Retype every line of the items below, keeping each one unchanged.
--------
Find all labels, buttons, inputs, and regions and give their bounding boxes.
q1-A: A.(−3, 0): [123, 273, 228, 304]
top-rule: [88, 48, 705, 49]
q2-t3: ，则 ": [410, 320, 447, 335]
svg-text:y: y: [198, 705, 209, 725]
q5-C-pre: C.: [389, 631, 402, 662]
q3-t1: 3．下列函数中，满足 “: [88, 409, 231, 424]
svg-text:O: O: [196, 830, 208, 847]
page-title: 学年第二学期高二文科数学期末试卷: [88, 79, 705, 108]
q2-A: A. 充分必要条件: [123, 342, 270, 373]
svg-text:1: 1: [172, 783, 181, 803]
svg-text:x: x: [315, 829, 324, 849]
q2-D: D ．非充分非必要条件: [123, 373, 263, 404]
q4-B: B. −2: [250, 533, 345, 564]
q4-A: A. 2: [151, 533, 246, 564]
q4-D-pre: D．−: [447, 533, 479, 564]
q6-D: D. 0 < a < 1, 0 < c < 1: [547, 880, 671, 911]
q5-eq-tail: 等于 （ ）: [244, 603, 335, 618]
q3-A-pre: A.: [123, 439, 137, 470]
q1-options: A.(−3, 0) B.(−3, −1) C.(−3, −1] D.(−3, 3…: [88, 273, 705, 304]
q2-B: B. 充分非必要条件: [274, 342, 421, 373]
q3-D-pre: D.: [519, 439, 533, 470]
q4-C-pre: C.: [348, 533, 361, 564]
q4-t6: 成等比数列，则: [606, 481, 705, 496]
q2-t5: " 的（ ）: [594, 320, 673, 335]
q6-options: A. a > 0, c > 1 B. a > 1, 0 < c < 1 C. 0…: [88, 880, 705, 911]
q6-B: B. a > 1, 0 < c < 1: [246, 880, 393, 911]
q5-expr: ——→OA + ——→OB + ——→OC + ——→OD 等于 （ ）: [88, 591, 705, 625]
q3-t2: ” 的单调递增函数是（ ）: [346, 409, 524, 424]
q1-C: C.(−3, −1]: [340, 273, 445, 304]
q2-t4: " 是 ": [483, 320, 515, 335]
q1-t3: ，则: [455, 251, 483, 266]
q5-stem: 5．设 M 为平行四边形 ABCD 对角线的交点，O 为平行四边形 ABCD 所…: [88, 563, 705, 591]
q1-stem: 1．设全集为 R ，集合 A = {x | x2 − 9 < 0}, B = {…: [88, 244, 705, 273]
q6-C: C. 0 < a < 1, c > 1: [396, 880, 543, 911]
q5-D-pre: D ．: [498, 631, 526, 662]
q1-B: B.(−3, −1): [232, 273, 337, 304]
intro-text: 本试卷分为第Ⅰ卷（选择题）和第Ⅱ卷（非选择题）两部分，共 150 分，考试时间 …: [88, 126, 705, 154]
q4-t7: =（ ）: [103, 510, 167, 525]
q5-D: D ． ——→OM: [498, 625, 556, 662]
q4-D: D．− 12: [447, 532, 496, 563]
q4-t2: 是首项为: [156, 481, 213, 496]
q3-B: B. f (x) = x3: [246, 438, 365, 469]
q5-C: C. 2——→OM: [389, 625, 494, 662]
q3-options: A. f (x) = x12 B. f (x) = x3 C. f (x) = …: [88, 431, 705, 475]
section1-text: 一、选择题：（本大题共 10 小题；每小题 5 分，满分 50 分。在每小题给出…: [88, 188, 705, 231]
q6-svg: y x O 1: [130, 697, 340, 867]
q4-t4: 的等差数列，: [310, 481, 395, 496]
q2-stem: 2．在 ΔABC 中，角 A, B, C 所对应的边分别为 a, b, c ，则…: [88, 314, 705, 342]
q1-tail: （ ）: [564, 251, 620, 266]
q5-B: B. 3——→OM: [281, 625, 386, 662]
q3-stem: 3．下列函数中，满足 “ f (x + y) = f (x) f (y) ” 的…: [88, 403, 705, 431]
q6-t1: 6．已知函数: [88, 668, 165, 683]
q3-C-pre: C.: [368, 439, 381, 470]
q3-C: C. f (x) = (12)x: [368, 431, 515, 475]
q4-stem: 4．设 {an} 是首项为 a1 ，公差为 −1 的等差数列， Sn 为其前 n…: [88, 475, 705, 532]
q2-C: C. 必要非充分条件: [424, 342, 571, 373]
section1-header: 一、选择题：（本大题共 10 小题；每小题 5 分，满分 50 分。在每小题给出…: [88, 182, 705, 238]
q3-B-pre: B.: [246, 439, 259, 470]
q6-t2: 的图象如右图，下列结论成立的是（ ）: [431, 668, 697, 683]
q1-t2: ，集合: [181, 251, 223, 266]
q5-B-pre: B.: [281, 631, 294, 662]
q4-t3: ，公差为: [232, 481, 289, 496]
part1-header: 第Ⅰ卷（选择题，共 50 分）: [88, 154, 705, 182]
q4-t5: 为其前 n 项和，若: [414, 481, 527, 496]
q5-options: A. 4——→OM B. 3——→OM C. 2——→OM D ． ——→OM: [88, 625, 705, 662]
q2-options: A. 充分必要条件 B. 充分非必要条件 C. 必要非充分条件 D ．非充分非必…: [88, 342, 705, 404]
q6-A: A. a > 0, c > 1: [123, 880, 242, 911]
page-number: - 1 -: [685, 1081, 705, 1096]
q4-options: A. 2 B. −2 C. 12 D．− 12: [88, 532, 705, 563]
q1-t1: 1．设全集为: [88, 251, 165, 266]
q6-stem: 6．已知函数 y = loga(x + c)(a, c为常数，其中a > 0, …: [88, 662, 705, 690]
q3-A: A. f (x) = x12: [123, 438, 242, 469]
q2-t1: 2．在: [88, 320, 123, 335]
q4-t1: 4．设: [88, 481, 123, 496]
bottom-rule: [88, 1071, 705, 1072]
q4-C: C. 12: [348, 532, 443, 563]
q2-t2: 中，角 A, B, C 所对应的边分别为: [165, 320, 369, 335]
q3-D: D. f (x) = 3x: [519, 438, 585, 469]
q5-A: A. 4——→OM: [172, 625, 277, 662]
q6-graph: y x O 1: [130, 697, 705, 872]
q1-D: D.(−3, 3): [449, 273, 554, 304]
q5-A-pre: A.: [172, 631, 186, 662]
--------
# [Expected answer]
Find all labels, buttons, inputs, and regions and give their bounding boxes.
q1-A: A.(−3, 0): [123, 273, 228, 304]
top-rule: [88, 48, 705, 49]
q2-t3: ，则 ": [410, 320, 447, 335]
svg-text:y: y: [198, 705, 209, 725]
q5-C-pre: C.: [389, 631, 402, 662]
q3-t1: 3．下列函数中，满足 “: [88, 409, 231, 424]
svg-text:O: O: [196, 830, 208, 847]
page-title: 学年第二学期高二文科数学期末试卷: [88, 79, 705, 108]
q2-A: A. 充分必要条件: [123, 342, 270, 373]
svg-text:1: 1: [172, 783, 181, 803]
svg-text:x: x: [315, 829, 324, 849]
q2-D: D ．非充分非必要条件: [123, 373, 263, 404]
q4-B: B. −2: [250, 533, 345, 564]
q4-A: A. 2: [151, 533, 246, 564]
q4-D-pre: D．−: [447, 533, 479, 564]
q6-D: D. 0 < a < 1, 0 < c < 1: [547, 880, 671, 911]
q5-eq-tail: 等于 （ ）: [244, 603, 335, 618]
q3-A-pre: A.: [123, 439, 137, 470]
q1-options: A.(−3, 0) B.(−3, −1) C.(−3, −1] D.(−3, 3…: [88, 273, 705, 304]
q2-B: B. 充分非必要条件: [274, 342, 421, 373]
q3-D-pre: D.: [519, 439, 533, 470]
q4-C-pre: C.: [348, 533, 361, 564]
q4-t6: 成等比数列，则: [606, 481, 705, 496]
q2-t5: " 的（ ）: [594, 320, 673, 335]
q6-options: A. a > 0, c > 1 B. a > 1, 0 < c < 1 C. 0…: [88, 880, 705, 911]
q6-B: B. a > 1, 0 < c < 1: [246, 880, 393, 911]
q5-expr: ——→OA + ——→OB + ——→OC + ——→OD 等于 （ ）: [88, 591, 705, 625]
q3-t2: ” 的单调递增函数是（ ）: [346, 409, 524, 424]
q1-C: C.(−3, −1]: [340, 273, 445, 304]
q2-t4: " 是 ": [483, 320, 515, 335]
q1-t3: ，则: [455, 251, 483, 266]
q5-stem: 5．设 M 为平行四边形 ABCD 对角线的交点，O 为平行四边形 ABCD 所…: [88, 563, 705, 591]
q1-stem: 1．设全集为 R ，集合 A = {x | x2 − 9 < 0}, B = {…: [88, 244, 705, 273]
q6-C: C. 0 < a < 1, c > 1: [396, 880, 543, 911]
q5-D-pre: D ．: [498, 631, 526, 662]
q1-B: B.(−3, −1): [232, 273, 337, 304]
intro-text: 本试卷分为第Ⅰ卷（选择题）和第Ⅱ卷（非选择题）两部分，共 150 分，考试时间 …: [88, 126, 705, 154]
q4-t7: =（ ）: [103, 510, 167, 525]
q5-D: D ． ——→OM: [498, 625, 556, 662]
q4-D: D．− 12: [447, 532, 496, 563]
q4-t2: 是首项为: [156, 481, 213, 496]
q3-B: B. f (x) = x3: [246, 438, 365, 469]
q5-C: C. 2——→OM: [389, 625, 494, 662]
q3-options: A. f (x) = x12 B. f (x) = x3 C. f (x) = …: [88, 431, 705, 475]
section1-text: 一、选择题：（本大题共 10 小题；每小题 5 分，满分 50 分。在每小题给出…: [88, 188, 705, 231]
q6-svg: y x O 1: [130, 697, 340, 867]
q4-t4: 的等差数列，: [310, 481, 395, 496]
q2-stem: 2．在 ΔABC 中，角 A, B, C 所对应的边分别为 a, b, c ，则…: [88, 314, 705, 342]
q1-tail: （ ）: [564, 251, 620, 266]
q5-B: B. 3——→OM: [281, 625, 386, 662]
q3-stem: 3．下列函数中，满足 “ f (x + y) = f (x) f (y) ” 的…: [88, 403, 705, 431]
q6-t1: 6．已知函数: [88, 668, 165, 683]
q3-C-pre: C.: [368, 439, 381, 470]
q3-C: C. f (x) = (12)x: [368, 431, 515, 475]
q4-stem: 4．设 {an} 是首项为 a1 ，公差为 −1 的等差数列， Sn 为其前 n…: [88, 475, 705, 532]
q2-C: C. 必要非充分条件: [424, 342, 571, 373]
section1-header: 一、选择题：（本大题共 10 小题；每小题 5 分，满分 50 分。在每小题给出…: [88, 182, 705, 238]
q3-B-pre: B.: [246, 439, 259, 470]
q6-t2: 的图象如右图，下列结论成立的是（ ）: [431, 668, 697, 683]
q1-t2: ，集合: [181, 251, 223, 266]
q5-B-pre: B.: [281, 631, 294, 662]
q4-t3: ，公差为: [232, 481, 289, 496]
part1-header: 第Ⅰ卷（选择题，共 50 分）: [88, 154, 705, 182]
q4-t5: 为其前 n 项和，若: [414, 481, 527, 496]
q5-options: A. 4——→OM B. 3——→OM C. 2——→OM D ． ——→OM: [88, 625, 705, 662]
q2-options: A. 充分必要条件 B. 充分非必要条件 C. 必要非充分条件 D ．非充分非必…: [88, 342, 705, 404]
q6-A: A. a > 0, c > 1: [123, 880, 242, 911]
page-number: - 1 -: [685, 1081, 705, 1096]
q4-options: A. 2 B. −2 C. 12 D．− 12: [88, 532, 705, 563]
q1-t1: 1．设全集为: [88, 251, 165, 266]
q6-stem: 6．已知函数 y = loga(x + c)(a, c为常数，其中a > 0, …: [88, 662, 705, 690]
q3-A: A. f (x) = x12: [123, 438, 242, 469]
q2-t1: 2．在: [88, 320, 123, 335]
q4-t1: 4．设: [88, 481, 123, 496]
bottom-rule: [88, 1071, 705, 1072]
q4-C: C. 12: [348, 532, 443, 563]
q2-t2: 中，角 A, B, C 所对应的边分别为: [165, 320, 369, 335]
q3-D: D. f (x) = 3x: [519, 438, 585, 469]
q5-A: A. 4——→OM: [172, 625, 277, 662]
q6-graph: y x O 1: [130, 697, 705, 872]
q1-D: D.(−3, 3): [449, 273, 554, 304]
q5-A-pre: A.: [172, 631, 186, 662]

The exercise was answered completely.